--- GIVEN DATA ---
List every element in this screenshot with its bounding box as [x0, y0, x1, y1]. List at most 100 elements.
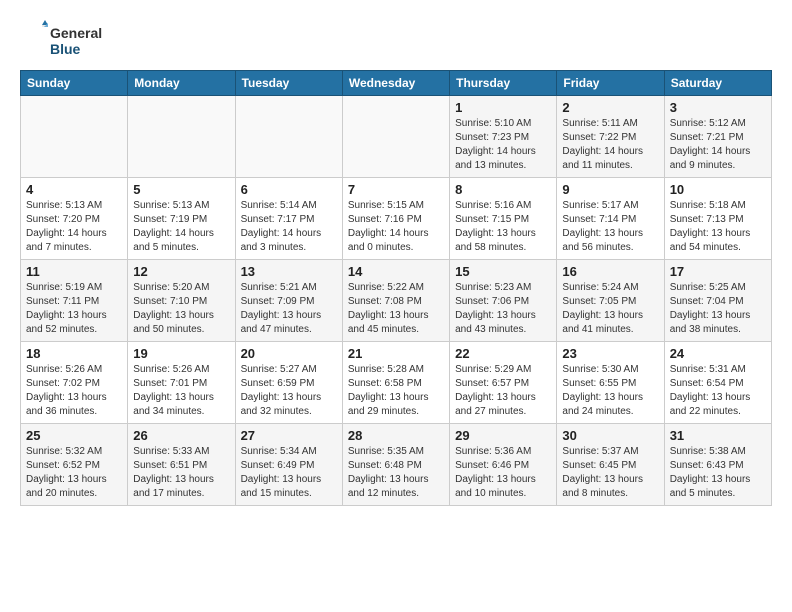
day-number: 17	[670, 264, 766, 279]
calendar-table: SundayMondayTuesdayWednesdayThursdayFrid…	[20, 70, 772, 506]
day-cell	[128, 96, 235, 178]
day-cell: 17 Sunrise: 5:25 AM Sunset: 7:04 PM Dayli…	[664, 260, 771, 342]
day-info: Sunrise: 5:11 AM Sunset: 7:22 PM Dayligh…	[562, 117, 658, 173]
day-info: Sunrise: 5:13 AM Sunset: 7:19 PM Dayligh…	[133, 199, 229, 255]
day-cell: 26Sunrise: 5:33 AM Sunset: 6:51 PM Dayli…	[128, 424, 235, 506]
header-cell-friday: Friday	[557, 71, 664, 96]
day-cell: 4Sunrise: 5:13 AM Sunset: 7:20 PM Daylig…	[21, 178, 128, 260]
logo-svg: General Blue	[20, 20, 140, 60]
day-number: 18	[26, 346, 122, 361]
day-info: Sunrise: 5:28 AM Sunset: 6:58 PM Dayligh…	[348, 363, 444, 419]
header-cell-monday: Monday	[128, 71, 235, 96]
header: General Blue	[20, 20, 772, 60]
day-number: 6	[241, 182, 337, 197]
day-cell: 28Sunrise: 5:35 AM Sunset: 6:48 PM Dayli…	[342, 424, 449, 506]
day-cell: 6 Sunrise: 5:14 AM Sunset: 7:17 PM Daylig…	[235, 178, 342, 260]
header-cell-saturday: Saturday	[664, 71, 771, 96]
day-info: Sunrise: 5:19 AM Sunset: 7:11 PM Dayligh…	[26, 281, 122, 337]
day-number: 23	[562, 346, 658, 361]
day-number: 16	[562, 264, 658, 279]
day-cell: 16 Sunrise: 5:24 AM Sunset: 7:05 PM Dayli…	[557, 260, 664, 342]
day-info: Sunrise: 5:31 AM Sunset: 6:54 PM Dayligh…	[670, 363, 766, 419]
day-info: Sunrise: 5:25 AM Sunset: 7:04 PM Dayligh…	[670, 281, 766, 337]
day-number: 12	[133, 264, 229, 279]
day-number: 2	[562, 100, 658, 115]
day-number: 15	[455, 264, 551, 279]
day-number: 24	[670, 346, 766, 361]
logo: General Blue	[20, 20, 140, 60]
day-number: 19	[133, 346, 229, 361]
day-cell: 22 Sunrise: 5:29 AM Sunset: 6:57 PM Dayli…	[450, 342, 557, 424]
day-info: Sunrise: 5:29 AM Sunset: 6:57 PM Dayligh…	[455, 363, 551, 419]
day-cell: 30 Sunrise: 5:37 AM Sunset: 6:45 PM Dayli…	[557, 424, 664, 506]
svg-text:Blue: Blue	[50, 41, 81, 57]
day-cell: 15 Sunrise: 5:23 AM Sunset: 7:06 PM Dayli…	[450, 260, 557, 342]
day-info: Sunrise: 5:33 AM Sunset: 6:51 PM Dayligh…	[133, 445, 229, 501]
day-number: 30	[562, 428, 658, 443]
day-info: Sunrise: 5:24 AM Sunset: 7:05 PM Dayligh…	[562, 281, 658, 337]
day-number: 8	[455, 182, 551, 197]
day-info: Sunrise: 5:26 AM Sunset: 7:02 PM Dayligh…	[26, 363, 122, 419]
header-row: SundayMondayTuesdayWednesdayThursdayFrid…	[21, 71, 772, 96]
week-row-1: 1Sunrise: 5:10 AM Sunset: 7:23 PM Daylig…	[21, 96, 772, 178]
day-cell: 20 Sunrise: 5:27 AM Sunset: 6:59 PM Dayli…	[235, 342, 342, 424]
day-info: Sunrise: 5:20 AM Sunset: 7:10 PM Dayligh…	[133, 281, 229, 337]
day-number: 14	[348, 264, 444, 279]
day-info: Sunrise: 5:37 AM Sunset: 6:45 PM Dayligh…	[562, 445, 658, 501]
day-cell: 21Sunrise: 5:28 AM Sunset: 6:58 PM Dayli…	[342, 342, 449, 424]
header-cell-thursday: Thursday	[450, 71, 557, 96]
day-info: Sunrise: 5:26 AM Sunset: 7:01 PM Dayligh…	[133, 363, 229, 419]
week-row-4: 18 Sunrise: 5:26 AM Sunset: 7:02 PM Dayli…	[21, 342, 772, 424]
day-number: 27	[241, 428, 337, 443]
day-number: 13	[241, 264, 337, 279]
day-number: 4	[26, 182, 122, 197]
day-info: Sunrise: 5:30 AM Sunset: 6:55 PM Dayligh…	[562, 363, 658, 419]
week-row-5: 25 Sunrise: 5:32 AM Sunset: 6:52 PM Dayli…	[21, 424, 772, 506]
day-number: 28	[348, 428, 444, 443]
day-info: Sunrise: 5:22 AM Sunset: 7:08 PM Dayligh…	[348, 281, 444, 337]
day-number: 25	[26, 428, 122, 443]
day-number: 3	[670, 100, 766, 115]
day-cell: 24 Sunrise: 5:31 AM Sunset: 6:54 PM Dayli…	[664, 342, 771, 424]
day-number: 22	[455, 346, 551, 361]
day-cell	[342, 96, 449, 178]
day-cell: 29Sunrise: 5:36 AM Sunset: 6:46 PM Dayli…	[450, 424, 557, 506]
day-info: Sunrise: 5:23 AM Sunset: 7:06 PM Dayligh…	[455, 281, 551, 337]
day-cell: 8 Sunrise: 5:16 AM Sunset: 7:15 PM Daylig…	[450, 178, 557, 260]
day-number: 29	[455, 428, 551, 443]
day-cell: 27 Sunrise: 5:34 AM Sunset: 6:49 PM Dayli…	[235, 424, 342, 506]
day-cell: 18 Sunrise: 5:26 AM Sunset: 7:02 PM Dayli…	[21, 342, 128, 424]
week-row-3: 11 Sunrise: 5:19 AM Sunset: 7:11 PM Dayli…	[21, 260, 772, 342]
day-cell: 7Sunrise: 5:15 AM Sunset: 7:16 PM Daylig…	[342, 178, 449, 260]
day-cell: 14 Sunrise: 5:22 AM Sunset: 7:08 PM Dayli…	[342, 260, 449, 342]
day-cell: 3Sunrise: 5:12 AM Sunset: 7:21 PM Daylig…	[664, 96, 771, 178]
week-row-2: 4Sunrise: 5:13 AM Sunset: 7:20 PM Daylig…	[21, 178, 772, 260]
day-number: 20	[241, 346, 337, 361]
day-info: Sunrise: 5:34 AM Sunset: 6:49 PM Dayligh…	[241, 445, 337, 501]
day-number: 11	[26, 264, 122, 279]
day-cell: 2 Sunrise: 5:11 AM Sunset: 7:22 PM Daylig…	[557, 96, 664, 178]
day-info: Sunrise: 5:17 AM Sunset: 7:14 PM Dayligh…	[562, 199, 658, 255]
day-cell: 23 Sunrise: 5:30 AM Sunset: 6:55 PM Dayli…	[557, 342, 664, 424]
day-cell: 25 Sunrise: 5:32 AM Sunset: 6:52 PM Dayli…	[21, 424, 128, 506]
day-info: Sunrise: 5:27 AM Sunset: 6:59 PM Dayligh…	[241, 363, 337, 419]
day-cell: 1Sunrise: 5:10 AM Sunset: 7:23 PM Daylig…	[450, 96, 557, 178]
day-info: Sunrise: 5:14 AM Sunset: 7:17 PM Dayligh…	[241, 199, 337, 255]
day-info: Sunrise: 5:21 AM Sunset: 7:09 PM Dayligh…	[241, 281, 337, 337]
day-cell: 10Sunrise: 5:18 AM Sunset: 7:13 PM Dayli…	[664, 178, 771, 260]
day-cell: 12 Sunrise: 5:20 AM Sunset: 7:10 PM Dayli…	[128, 260, 235, 342]
day-cell: 19 Sunrise: 5:26 AM Sunset: 7:01 PM Dayli…	[128, 342, 235, 424]
day-cell	[235, 96, 342, 178]
day-number: 1	[455, 100, 551, 115]
day-info: Sunrise: 5:18 AM Sunset: 7:13 PM Dayligh…	[670, 199, 766, 255]
header-cell-tuesday: Tuesday	[235, 71, 342, 96]
day-cell: 9 Sunrise: 5:17 AM Sunset: 7:14 PM Daylig…	[557, 178, 664, 260]
day-info: Sunrise: 5:16 AM Sunset: 7:15 PM Dayligh…	[455, 199, 551, 255]
day-info: Sunrise: 5:15 AM Sunset: 7:16 PM Dayligh…	[348, 199, 444, 255]
day-info: Sunrise: 5:32 AM Sunset: 6:52 PM Dayligh…	[26, 445, 122, 501]
day-number: 9	[562, 182, 658, 197]
day-cell	[21, 96, 128, 178]
svg-text:General: General	[50, 25, 102, 41]
day-number: 31	[670, 428, 766, 443]
day-cell: 13 Sunrise: 5:21 AM Sunset: 7:09 PM Dayli…	[235, 260, 342, 342]
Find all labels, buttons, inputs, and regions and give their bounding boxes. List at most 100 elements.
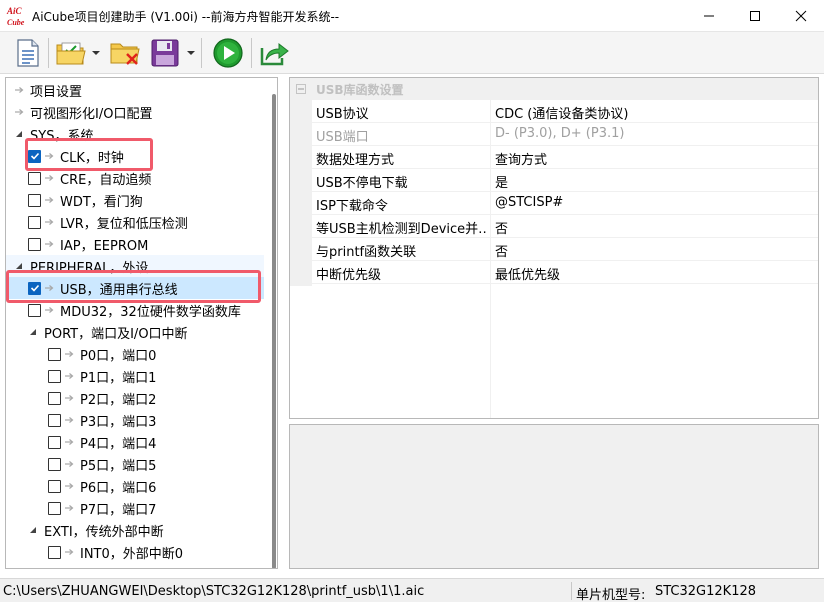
collapse-minus-icon[interactable] [296,84,306,94]
property-row-gutter [290,169,312,191]
tree-item-label: P5口，端口5 [80,458,157,474]
property-row-gutter [290,123,312,145]
property-name: 与printf函数关联 [316,245,417,260]
property-value[interactable]: 否 [495,241,508,260]
tree-item[interactable]: P5口，端口5 [6,453,264,475]
property-row[interactable]: ISP下载命令 @STCISP# [290,192,818,215]
tree-item[interactable]: IAP，EEPROM [6,233,264,255]
tree-item[interactable]: P0口，端口0 [6,343,264,365]
tree-checkbox[interactable] [48,369,61,383]
arrow-right-icon [64,415,74,425]
tree-item[interactable]: P4口，端口4 [6,431,264,453]
property-row[interactable]: 中断优先级 最低优先级 [290,261,818,284]
tree-item[interactable]: WDT，看门狗 [6,189,264,211]
arrow-right-icon [44,239,54,249]
arrow-right-icon [64,459,74,469]
aicube-logo-icon: AiC Cube [6,6,25,27]
arrow-right-icon [64,393,74,403]
property-row[interactable]: USB不停电下载 是 [290,169,818,192]
tree-item-label: 可视图形化I/O口配置 [30,106,153,122]
tree-checkbox[interactable] [48,457,61,471]
delete-folder-icon [110,43,140,65]
close-button[interactable] [778,0,824,32]
property-value[interactable]: @STCISP# [495,195,563,210]
tree-checkbox[interactable] [48,435,61,449]
property-row[interactable]: USB协议 CDC (通信设备类协议) [290,100,818,123]
property-value[interactable]: 是 [495,172,508,191]
property-value[interactable]: 查询方式 [495,149,547,168]
tree-checkbox[interactable] [48,347,61,361]
export-icon [260,42,289,66]
property-value[interactable]: CDC (通信设备类协议) [495,103,628,122]
tree-item[interactable]: INT0，外部中断0 [6,541,264,563]
tree-item[interactable]: P2口，端口2 [6,387,264,409]
project-path: C:\Users\ZHUANGWEI\Desktop\STC32G12K128\… [3,584,425,599]
property-description-panel [289,424,819,569]
generate-button[interactable] [210,36,246,70]
new-project-button[interactable] [12,36,44,70]
open-project-button[interactable] [54,36,88,70]
tree-item[interactable]: EXTI，传统外部中断 [6,519,264,541]
tree-checkbox[interactable] [28,237,41,251]
tree-checkbox[interactable] [48,479,61,493]
property-value[interactable]: D- (P3.0), D+ (P3.1) [495,126,624,141]
tree-checkbox[interactable] [48,501,61,515]
tree-item[interactable]: PORT，端口及I/O口中断 [6,321,264,343]
tree-checkbox[interactable] [28,215,41,229]
tree-item[interactable]: INT1，外部中断1 [6,563,264,568]
tree-item-label: MDU32，32位硬件数学函数库 [60,304,241,320]
property-name: USB协议 [316,107,369,122]
property-category-label: USB库函数设置 [316,82,404,97]
export-button[interactable] [256,36,292,70]
tree-scrollbar-thumb[interactable] [272,94,276,568]
toolbar [0,32,824,74]
expand-triangle-icon[interactable] [28,525,38,535]
expand-triangle-icon[interactable] [14,129,24,139]
save-project-button[interactable] [148,36,182,70]
tree-item[interactable]: P3口，端口3 [6,409,264,431]
new-document-icon [17,39,39,67]
property-row[interactable]: 等USB主机检测到Device并… 否 [290,215,818,238]
close-project-button[interactable] [108,36,142,70]
chevron-down-icon[interactable] [91,46,101,60]
tree-checkbox[interactable] [28,303,41,317]
property-row[interactable]: USB端口 D- (P3.0), D+ (P3.1) [290,123,818,146]
tree-checkbox[interactable] [48,545,61,559]
tree-item[interactable]: 可视图形化I/O口配置 [6,101,264,123]
tree-checkbox[interactable] [28,193,41,207]
property-name: USB端口 [316,130,369,145]
tree-checkbox[interactable] [28,171,41,185]
property-value[interactable]: 否 [495,218,508,237]
property-row-gutter [290,146,312,168]
tree-item[interactable]: LVR，复位和低压检测 [6,211,264,233]
property-column-divider[interactable] [490,100,491,418]
tree-checkbox[interactable] [48,567,61,568]
expand-triangle-icon[interactable] [28,327,38,337]
property-row[interactable]: 数据处理方式 查询方式 [290,146,818,169]
property-row-gutter [290,215,312,237]
arrow-right-icon [44,217,54,227]
tree-item[interactable]: 项目设置 [6,79,264,101]
minimize-button[interactable] [686,0,732,32]
tree-item-label: P4口，端口4 [80,436,157,452]
tree-checkbox[interactable] [48,391,61,405]
tree-item[interactable]: P1口，端口1 [6,365,264,387]
tree-checkbox[interactable] [48,413,61,427]
property-category[interactable]: USB库函数设置 [290,78,818,100]
tree-item[interactable]: P7口，端口7 [6,497,264,519]
maximize-button[interactable] [732,0,778,32]
property-name: USB不停电下载 [316,176,408,191]
tree-item-label: P3口，端口3 [80,414,157,430]
arrow-right-icon [64,349,74,359]
chevron-down-icon[interactable] [186,46,196,60]
property-row[interactable]: 与printf函数关联 否 [290,238,818,261]
property-row-gutter [290,238,312,260]
property-value[interactable]: 最低优先级 [495,264,560,283]
tree-item[interactable]: P6口，端口6 [6,475,264,497]
tree-item-label: INT0，外部中断0 [80,546,184,562]
toolbar-separator [201,38,202,68]
mcu-model-value: STC32G12K128 [655,584,757,599]
property-grid[interactable]: USB库函数设置 USB协议 CDC (通信设备类协议) USB端口 D- (P3.0… [289,77,819,419]
tree-item-label: IAP，EEPROM [60,238,149,254]
tree-scrollbar[interactable] [270,78,277,568]
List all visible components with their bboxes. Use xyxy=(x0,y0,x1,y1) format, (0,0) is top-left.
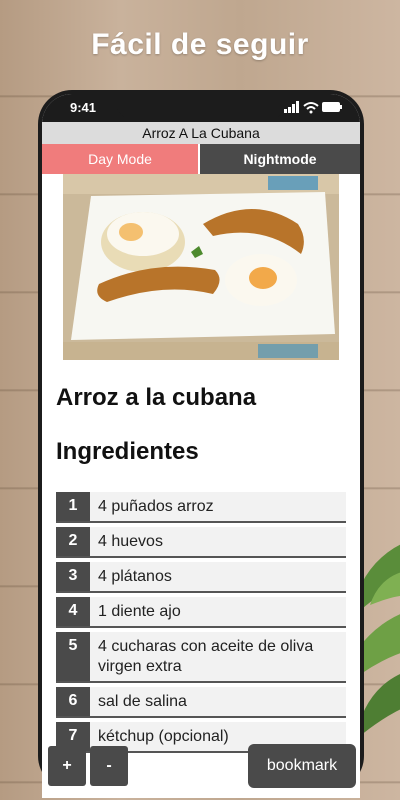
ingredients-list: 1 4 puñados arroz 2 4 huevos 3 4 plátano… xyxy=(56,492,346,757)
ingredient-number: 4 xyxy=(56,597,90,626)
status-icons xyxy=(284,101,342,114)
ingredient-text: 4 puñados arroz xyxy=(90,492,346,521)
wifi-icon xyxy=(303,102,319,114)
ingredient-number: 2 xyxy=(56,527,90,556)
ingredient-row: 5 4 cucharas con aceite de oliva virgen … xyxy=(56,632,346,683)
phone-notch xyxy=(116,94,286,120)
ingredient-row: 3 4 plátanos xyxy=(56,562,346,593)
zoom-in-button[interactable]: + xyxy=(48,746,86,786)
ingredient-row: 2 4 huevos xyxy=(56,527,346,558)
status-time: 9:41 xyxy=(70,100,97,115)
ingredient-text: 1 diente ajo xyxy=(90,597,346,626)
ingredients-heading: Ingredientes xyxy=(56,438,199,465)
mode-toggle: Day Mode Nightmode xyxy=(42,144,360,174)
recipe-title: Arroz a la cubana xyxy=(56,384,257,411)
app-title-bar: Arroz A La Cubana xyxy=(42,122,360,144)
signal-icon xyxy=(284,101,299,113)
recipe-photo xyxy=(63,174,339,360)
ingredient-number: 6 xyxy=(56,687,90,716)
promo-headline: Fácil de seguir xyxy=(91,28,309,61)
app-screen: 9:41 Arroz A La Cubana Day Mode Nightmod… xyxy=(42,94,360,798)
battery-icon xyxy=(322,102,342,112)
ingredient-text: 4 huevos xyxy=(90,527,346,556)
night-mode-button[interactable]: Nightmode xyxy=(200,144,360,174)
ingredient-row: 4 1 diente ajo xyxy=(56,597,346,628)
status-bar: 9:41 xyxy=(42,94,360,122)
zoom-out-button[interactable]: - xyxy=(90,746,128,786)
ingredient-row: 1 4 puñados arroz xyxy=(56,492,346,523)
ingredient-number: 5 xyxy=(56,632,90,681)
bookmark-button[interactable]: bookmark xyxy=(248,744,356,788)
ingredient-text: sal de salina xyxy=(90,687,346,716)
ingredient-number: 1 xyxy=(56,492,90,521)
ingredient-text: 4 cucharas con aceite de oliva virgen ex… xyxy=(90,632,346,681)
day-mode-button[interactable]: Day Mode xyxy=(42,144,198,174)
ingredient-row: 6 sal de salina xyxy=(56,687,346,718)
ingredient-text: 4 plátanos xyxy=(90,562,346,591)
ingredient-number: 3 xyxy=(56,562,90,591)
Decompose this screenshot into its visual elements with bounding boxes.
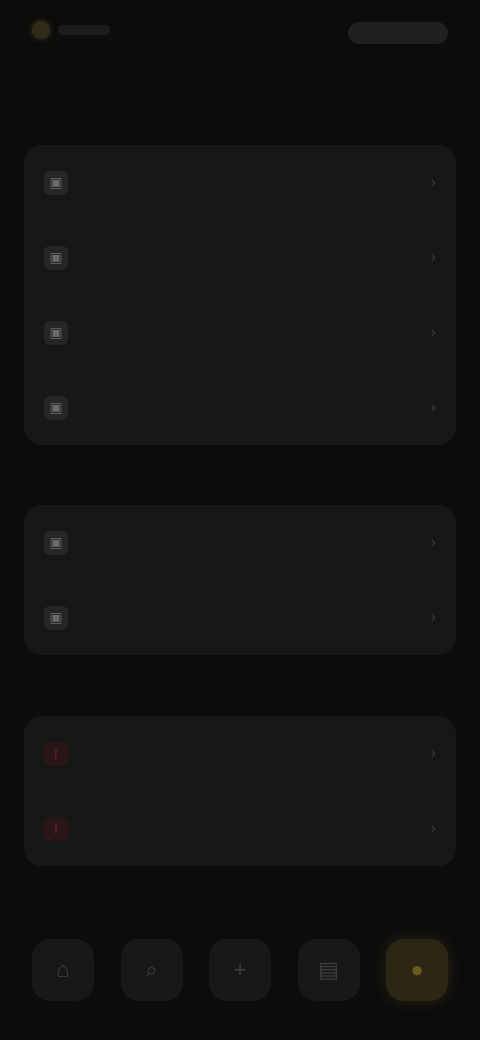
profile-icon: ●: [410, 957, 424, 982]
settings-row[interactable]: ▣ ›: [24, 220, 456, 295]
chevron-right-icon: ›: [430, 533, 436, 551]
chevron-right-icon: ›: [430, 744, 436, 762]
app-logo[interactable]: [32, 20, 116, 40]
inbox-icon: ▤: [318, 957, 339, 982]
settings-card-2: ▣ › ▣ ›: [24, 505, 456, 655]
home-icon: ⌂: [56, 957, 70, 982]
warning-icon: !: [44, 741, 68, 766]
settings-card-3: ! › ! ›: [24, 716, 456, 866]
danger-row[interactable]: ! ›: [24, 791, 456, 866]
chevron-right-icon: ›: [430, 819, 436, 837]
settings-row[interactable]: ▣ ›: [24, 145, 456, 220]
settings-row[interactable]: ▣ ›: [24, 505, 456, 580]
tab-inbox[interactable]: ▤: [297, 939, 360, 1001]
account-pill[interactable]: [348, 22, 448, 44]
settings-row[interactable]: ▣ ›: [24, 580, 456, 655]
chevron-right-icon: ›: [430, 608, 436, 626]
settings-row[interactable]: ▣ ›: [24, 370, 456, 445]
square-icon: ▣: [44, 320, 68, 345]
chevron-right-icon: ›: [430, 398, 436, 416]
tab-home[interactable]: ⌂: [32, 939, 94, 1001]
square-icon: ▣: [44, 395, 68, 420]
logo-wordmark: [58, 25, 110, 35]
search-icon: ⌕: [145, 957, 158, 982]
square-icon: ▣: [44, 245, 68, 270]
square-icon: ▣: [44, 530, 68, 555]
square-icon: ▣: [44, 605, 68, 630]
settings-card-1: ▣ › ▣ › ▣ › ▣ ›: [24, 145, 456, 445]
chevron-right-icon: ›: [430, 248, 436, 266]
danger-row[interactable]: ! ›: [24, 716, 456, 791]
bottom-nav: ⌂ ⌕ + ▤ ●: [32, 920, 448, 1020]
tab-add[interactable]: +: [209, 939, 271, 1001]
warning-icon: !: [44, 816, 68, 841]
page-subtitle: [24, 112, 204, 126]
settings-row[interactable]: ▣ ›: [24, 295, 456, 370]
add-icon: +: [233, 957, 247, 982]
tab-profile[interactable]: ●: [386, 939, 448, 1001]
chevron-right-icon: ›: [430, 323, 436, 341]
top-bar: [0, 0, 480, 64]
square-icon: ▣: [44, 170, 68, 195]
chevron-right-icon: ›: [430, 173, 436, 191]
logo-mark-icon: [32, 21, 50, 39]
page-title: [24, 78, 114, 104]
tab-search[interactable]: ⌕: [120, 939, 183, 1001]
---
EXERCISE BRIEF: Copy out the listing lines word for word, starting at the line with "ingredients-list: 1 4" and ending with the line with "ingredient-row: 6 sal", both included.

SOLUTION TO THE EXERCISE:
ingredients-list: 1 4 puñados arroz 2 4 huevos 3 4 plátano… xyxy=(56,492,346,757)
ingredient-number: 4 xyxy=(56,597,90,626)
status-icons xyxy=(284,101,342,114)
ingredient-text: 4 puñados arroz xyxy=(90,492,346,521)
wifi-icon xyxy=(303,102,319,114)
ingredient-number: 2 xyxy=(56,527,90,556)
ingredient-row: 5 4 cucharas con aceite de oliva virgen … xyxy=(56,632,346,683)
phone-notch xyxy=(116,94,286,120)
ingredient-row: 3 4 plátanos xyxy=(56,562,346,593)
zoom-in-button[interactable]: + xyxy=(48,746,86,786)
ingredient-row: 2 4 huevos xyxy=(56,527,346,558)
status-time: 9:41 xyxy=(70,100,97,115)
ingredient-text: 1 diente ajo xyxy=(90,597,346,626)
ingredients-heading: Ingredientes xyxy=(56,438,199,465)
mode-toggle: Day Mode Nightmode xyxy=(42,144,360,174)
recipe-title: Arroz a la cubana xyxy=(56,384,257,411)
app-title-bar: Arroz A La Cubana xyxy=(42,122,360,144)
signal-icon xyxy=(284,101,299,113)
recipe-photo xyxy=(63,174,339,360)
ingredient-number: 6 xyxy=(56,687,90,716)
promo-headline: Fácil de seguir xyxy=(91,28,309,61)
app-screen: 9:41 Arroz A La Cubana Day Mode Nightmod… xyxy=(42,94,360,798)
battery-icon xyxy=(322,102,342,112)
ingredient-text: 4 huevos xyxy=(90,527,346,556)
night-mode-button[interactable]: Nightmode xyxy=(200,144,360,174)
ingredient-row: 4 1 diente ajo xyxy=(56,597,346,628)
status-bar: 9:41 xyxy=(42,94,360,122)
zoom-out-button[interactable]: - xyxy=(90,746,128,786)
ingredient-row: 1 4 puñados arroz xyxy=(56,492,346,523)
ingredient-number: 5 xyxy=(56,632,90,681)
bookmark-button[interactable]: bookmark xyxy=(248,744,356,788)
ingredient-text: sal de salina xyxy=(90,687,346,716)
ingredient-number: 1 xyxy=(56,492,90,521)
ingredient-text: 4 cucharas con aceite de oliva virgen ex… xyxy=(90,632,346,681)
day-mode-button[interactable]: Day Mode xyxy=(42,144,198,174)
ingredient-row: 6 sal de salina xyxy=(56,687,346,718)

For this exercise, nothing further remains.